[Begin]

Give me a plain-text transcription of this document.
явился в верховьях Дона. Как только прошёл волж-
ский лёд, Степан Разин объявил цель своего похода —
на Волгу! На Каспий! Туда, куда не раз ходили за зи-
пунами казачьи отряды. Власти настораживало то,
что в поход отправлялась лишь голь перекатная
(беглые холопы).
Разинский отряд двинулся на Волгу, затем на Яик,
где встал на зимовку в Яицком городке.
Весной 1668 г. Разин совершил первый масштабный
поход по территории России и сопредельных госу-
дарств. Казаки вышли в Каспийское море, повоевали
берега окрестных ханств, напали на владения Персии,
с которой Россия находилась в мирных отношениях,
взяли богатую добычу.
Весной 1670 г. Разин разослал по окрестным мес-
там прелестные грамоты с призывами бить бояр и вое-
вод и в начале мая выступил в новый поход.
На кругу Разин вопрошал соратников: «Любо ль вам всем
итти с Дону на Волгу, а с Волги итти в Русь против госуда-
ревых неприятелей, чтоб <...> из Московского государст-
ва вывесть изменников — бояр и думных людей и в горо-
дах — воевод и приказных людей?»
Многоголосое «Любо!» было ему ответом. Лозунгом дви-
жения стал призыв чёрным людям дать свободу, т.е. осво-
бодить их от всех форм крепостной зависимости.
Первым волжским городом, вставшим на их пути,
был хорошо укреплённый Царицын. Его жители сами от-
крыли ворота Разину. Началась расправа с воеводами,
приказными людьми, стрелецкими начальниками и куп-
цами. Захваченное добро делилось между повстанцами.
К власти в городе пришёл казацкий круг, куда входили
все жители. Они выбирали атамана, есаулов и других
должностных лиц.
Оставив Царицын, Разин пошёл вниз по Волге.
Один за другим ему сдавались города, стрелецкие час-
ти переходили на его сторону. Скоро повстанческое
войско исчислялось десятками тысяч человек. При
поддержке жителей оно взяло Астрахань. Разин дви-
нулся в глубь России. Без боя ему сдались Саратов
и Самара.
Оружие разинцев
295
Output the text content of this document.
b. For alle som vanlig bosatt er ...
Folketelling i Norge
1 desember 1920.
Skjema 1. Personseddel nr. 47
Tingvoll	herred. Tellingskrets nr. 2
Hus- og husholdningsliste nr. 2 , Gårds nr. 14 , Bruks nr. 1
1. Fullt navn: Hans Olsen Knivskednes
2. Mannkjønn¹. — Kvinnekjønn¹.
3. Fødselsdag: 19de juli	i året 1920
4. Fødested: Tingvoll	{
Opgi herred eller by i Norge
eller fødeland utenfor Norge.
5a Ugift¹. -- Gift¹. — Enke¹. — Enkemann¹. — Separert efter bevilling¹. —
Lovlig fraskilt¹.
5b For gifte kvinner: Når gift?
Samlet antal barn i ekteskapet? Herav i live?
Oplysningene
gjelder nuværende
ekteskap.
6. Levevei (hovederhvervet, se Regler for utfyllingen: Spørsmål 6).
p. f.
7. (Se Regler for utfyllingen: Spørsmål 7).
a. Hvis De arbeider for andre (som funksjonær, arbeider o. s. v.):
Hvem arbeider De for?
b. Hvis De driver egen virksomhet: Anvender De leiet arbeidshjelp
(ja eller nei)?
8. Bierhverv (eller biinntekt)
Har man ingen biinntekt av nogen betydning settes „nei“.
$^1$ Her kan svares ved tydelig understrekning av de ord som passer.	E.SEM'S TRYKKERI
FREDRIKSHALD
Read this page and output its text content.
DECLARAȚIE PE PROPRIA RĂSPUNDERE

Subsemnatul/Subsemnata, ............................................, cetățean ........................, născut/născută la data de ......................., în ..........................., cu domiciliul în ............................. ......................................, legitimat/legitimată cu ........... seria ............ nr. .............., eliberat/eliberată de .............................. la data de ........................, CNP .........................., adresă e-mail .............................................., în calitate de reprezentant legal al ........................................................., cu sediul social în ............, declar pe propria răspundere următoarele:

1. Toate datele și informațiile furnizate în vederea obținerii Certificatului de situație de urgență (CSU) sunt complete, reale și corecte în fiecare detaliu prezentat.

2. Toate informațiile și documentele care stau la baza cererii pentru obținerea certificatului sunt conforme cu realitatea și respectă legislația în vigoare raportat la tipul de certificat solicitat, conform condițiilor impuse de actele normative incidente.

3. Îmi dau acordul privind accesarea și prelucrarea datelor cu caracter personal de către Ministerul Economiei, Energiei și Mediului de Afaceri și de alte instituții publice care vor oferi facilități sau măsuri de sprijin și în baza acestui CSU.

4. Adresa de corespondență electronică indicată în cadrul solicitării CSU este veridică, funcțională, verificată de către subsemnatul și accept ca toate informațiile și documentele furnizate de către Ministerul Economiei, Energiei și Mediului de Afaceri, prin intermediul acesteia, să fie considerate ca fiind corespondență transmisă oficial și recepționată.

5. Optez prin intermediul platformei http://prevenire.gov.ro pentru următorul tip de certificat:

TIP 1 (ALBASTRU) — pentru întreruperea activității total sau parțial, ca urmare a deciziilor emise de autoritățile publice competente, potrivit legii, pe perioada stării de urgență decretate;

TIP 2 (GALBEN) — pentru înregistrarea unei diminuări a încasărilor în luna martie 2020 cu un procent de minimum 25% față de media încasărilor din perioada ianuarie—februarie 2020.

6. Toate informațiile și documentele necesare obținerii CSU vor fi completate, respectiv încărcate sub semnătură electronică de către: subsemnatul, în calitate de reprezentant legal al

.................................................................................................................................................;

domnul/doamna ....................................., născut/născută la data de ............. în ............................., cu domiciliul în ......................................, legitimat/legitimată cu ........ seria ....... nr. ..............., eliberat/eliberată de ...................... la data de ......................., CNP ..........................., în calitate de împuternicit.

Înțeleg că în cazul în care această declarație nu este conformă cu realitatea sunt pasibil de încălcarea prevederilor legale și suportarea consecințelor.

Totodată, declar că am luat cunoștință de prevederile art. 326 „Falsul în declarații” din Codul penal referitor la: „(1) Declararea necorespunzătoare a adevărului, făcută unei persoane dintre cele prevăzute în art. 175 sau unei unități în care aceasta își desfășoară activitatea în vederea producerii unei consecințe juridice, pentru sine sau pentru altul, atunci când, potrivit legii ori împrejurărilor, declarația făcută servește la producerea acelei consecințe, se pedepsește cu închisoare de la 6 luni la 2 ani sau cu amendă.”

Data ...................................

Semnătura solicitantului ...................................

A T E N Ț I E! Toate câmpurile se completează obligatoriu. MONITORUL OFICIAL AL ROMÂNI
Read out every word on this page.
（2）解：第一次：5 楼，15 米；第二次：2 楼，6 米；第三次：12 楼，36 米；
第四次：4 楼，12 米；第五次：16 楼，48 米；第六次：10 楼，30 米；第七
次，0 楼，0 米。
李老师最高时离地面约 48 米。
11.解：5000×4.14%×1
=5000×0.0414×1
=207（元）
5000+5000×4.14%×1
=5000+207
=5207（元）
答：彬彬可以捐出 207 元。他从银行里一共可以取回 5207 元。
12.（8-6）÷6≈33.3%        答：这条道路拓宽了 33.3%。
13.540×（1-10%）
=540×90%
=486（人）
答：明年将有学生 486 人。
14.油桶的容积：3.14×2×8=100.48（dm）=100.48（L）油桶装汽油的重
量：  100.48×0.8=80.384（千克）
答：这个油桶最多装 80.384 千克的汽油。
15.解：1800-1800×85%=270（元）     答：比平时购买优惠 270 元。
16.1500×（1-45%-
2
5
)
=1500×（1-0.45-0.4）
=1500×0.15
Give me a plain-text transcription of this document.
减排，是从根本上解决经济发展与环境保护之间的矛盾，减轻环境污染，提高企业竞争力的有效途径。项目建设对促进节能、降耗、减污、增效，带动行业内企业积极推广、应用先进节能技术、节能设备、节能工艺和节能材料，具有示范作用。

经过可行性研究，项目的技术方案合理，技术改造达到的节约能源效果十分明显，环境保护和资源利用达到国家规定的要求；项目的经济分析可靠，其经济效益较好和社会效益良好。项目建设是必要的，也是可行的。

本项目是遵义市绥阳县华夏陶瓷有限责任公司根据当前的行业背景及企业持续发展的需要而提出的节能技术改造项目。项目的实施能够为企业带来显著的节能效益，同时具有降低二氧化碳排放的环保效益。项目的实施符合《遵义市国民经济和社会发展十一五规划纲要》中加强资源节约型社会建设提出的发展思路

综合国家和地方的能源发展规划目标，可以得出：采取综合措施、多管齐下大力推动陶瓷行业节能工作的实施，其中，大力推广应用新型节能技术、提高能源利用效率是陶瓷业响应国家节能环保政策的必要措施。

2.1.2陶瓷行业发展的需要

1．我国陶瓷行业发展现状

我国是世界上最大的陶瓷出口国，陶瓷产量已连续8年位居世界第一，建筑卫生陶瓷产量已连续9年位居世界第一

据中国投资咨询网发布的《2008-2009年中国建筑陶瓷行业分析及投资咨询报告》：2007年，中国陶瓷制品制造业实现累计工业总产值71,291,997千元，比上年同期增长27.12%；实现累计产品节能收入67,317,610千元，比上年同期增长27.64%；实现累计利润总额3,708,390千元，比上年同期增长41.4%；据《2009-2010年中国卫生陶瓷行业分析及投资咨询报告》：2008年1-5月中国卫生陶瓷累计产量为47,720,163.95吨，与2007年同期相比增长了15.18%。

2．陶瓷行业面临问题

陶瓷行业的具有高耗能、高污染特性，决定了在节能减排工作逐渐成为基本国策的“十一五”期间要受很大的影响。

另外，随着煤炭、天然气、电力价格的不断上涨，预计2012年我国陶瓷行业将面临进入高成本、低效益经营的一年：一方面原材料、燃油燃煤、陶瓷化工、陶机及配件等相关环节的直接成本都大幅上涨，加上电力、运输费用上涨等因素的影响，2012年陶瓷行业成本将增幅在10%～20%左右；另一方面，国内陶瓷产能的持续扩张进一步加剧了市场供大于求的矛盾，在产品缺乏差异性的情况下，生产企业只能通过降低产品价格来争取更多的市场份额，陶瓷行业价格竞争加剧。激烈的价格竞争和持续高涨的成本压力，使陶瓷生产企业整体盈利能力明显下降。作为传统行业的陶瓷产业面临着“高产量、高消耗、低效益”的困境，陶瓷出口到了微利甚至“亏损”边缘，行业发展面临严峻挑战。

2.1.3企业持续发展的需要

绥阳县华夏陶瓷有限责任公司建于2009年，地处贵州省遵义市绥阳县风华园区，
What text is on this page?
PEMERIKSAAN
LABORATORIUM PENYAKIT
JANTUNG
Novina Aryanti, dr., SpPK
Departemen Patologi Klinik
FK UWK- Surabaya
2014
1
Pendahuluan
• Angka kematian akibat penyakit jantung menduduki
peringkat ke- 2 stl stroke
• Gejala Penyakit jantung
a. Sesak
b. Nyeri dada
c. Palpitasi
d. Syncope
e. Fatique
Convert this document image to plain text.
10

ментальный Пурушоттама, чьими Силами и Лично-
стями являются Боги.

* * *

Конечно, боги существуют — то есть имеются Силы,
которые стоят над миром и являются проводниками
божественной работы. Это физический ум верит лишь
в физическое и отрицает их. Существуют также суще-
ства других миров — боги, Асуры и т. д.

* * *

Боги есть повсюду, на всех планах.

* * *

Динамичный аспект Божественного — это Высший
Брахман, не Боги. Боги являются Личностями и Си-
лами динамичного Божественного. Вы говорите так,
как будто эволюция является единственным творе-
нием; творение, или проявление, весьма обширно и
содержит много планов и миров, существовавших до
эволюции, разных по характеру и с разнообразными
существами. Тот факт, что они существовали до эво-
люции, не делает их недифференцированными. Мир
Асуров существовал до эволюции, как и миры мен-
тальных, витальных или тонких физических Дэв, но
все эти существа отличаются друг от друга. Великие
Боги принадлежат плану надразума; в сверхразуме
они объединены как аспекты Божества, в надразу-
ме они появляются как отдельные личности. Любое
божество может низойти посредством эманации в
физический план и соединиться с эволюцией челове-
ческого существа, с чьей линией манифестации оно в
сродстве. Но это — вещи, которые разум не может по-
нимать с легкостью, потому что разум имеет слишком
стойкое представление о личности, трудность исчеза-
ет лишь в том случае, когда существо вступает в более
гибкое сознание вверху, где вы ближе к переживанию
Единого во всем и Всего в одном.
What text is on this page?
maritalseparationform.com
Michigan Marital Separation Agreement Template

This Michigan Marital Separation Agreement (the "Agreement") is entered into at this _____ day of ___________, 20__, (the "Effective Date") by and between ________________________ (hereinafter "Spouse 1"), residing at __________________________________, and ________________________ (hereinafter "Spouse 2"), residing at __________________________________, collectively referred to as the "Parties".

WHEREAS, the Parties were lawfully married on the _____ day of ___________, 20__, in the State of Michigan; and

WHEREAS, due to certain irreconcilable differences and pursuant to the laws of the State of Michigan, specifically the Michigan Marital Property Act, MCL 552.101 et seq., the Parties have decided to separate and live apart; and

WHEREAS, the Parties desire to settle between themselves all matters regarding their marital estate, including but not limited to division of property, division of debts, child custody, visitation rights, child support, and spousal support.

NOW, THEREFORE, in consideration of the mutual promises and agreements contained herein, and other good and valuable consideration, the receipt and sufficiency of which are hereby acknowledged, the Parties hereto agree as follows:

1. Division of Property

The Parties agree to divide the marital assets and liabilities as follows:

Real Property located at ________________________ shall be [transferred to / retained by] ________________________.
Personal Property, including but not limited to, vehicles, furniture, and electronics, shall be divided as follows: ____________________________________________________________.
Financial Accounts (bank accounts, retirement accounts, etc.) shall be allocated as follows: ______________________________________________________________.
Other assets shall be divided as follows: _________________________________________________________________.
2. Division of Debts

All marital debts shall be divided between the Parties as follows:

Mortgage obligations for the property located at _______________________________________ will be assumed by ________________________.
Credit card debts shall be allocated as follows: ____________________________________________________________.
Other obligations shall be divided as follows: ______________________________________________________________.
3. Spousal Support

[End]

> [Written task] Answer with a single number: the count of lines holding the word "publice".

> [Answer] 2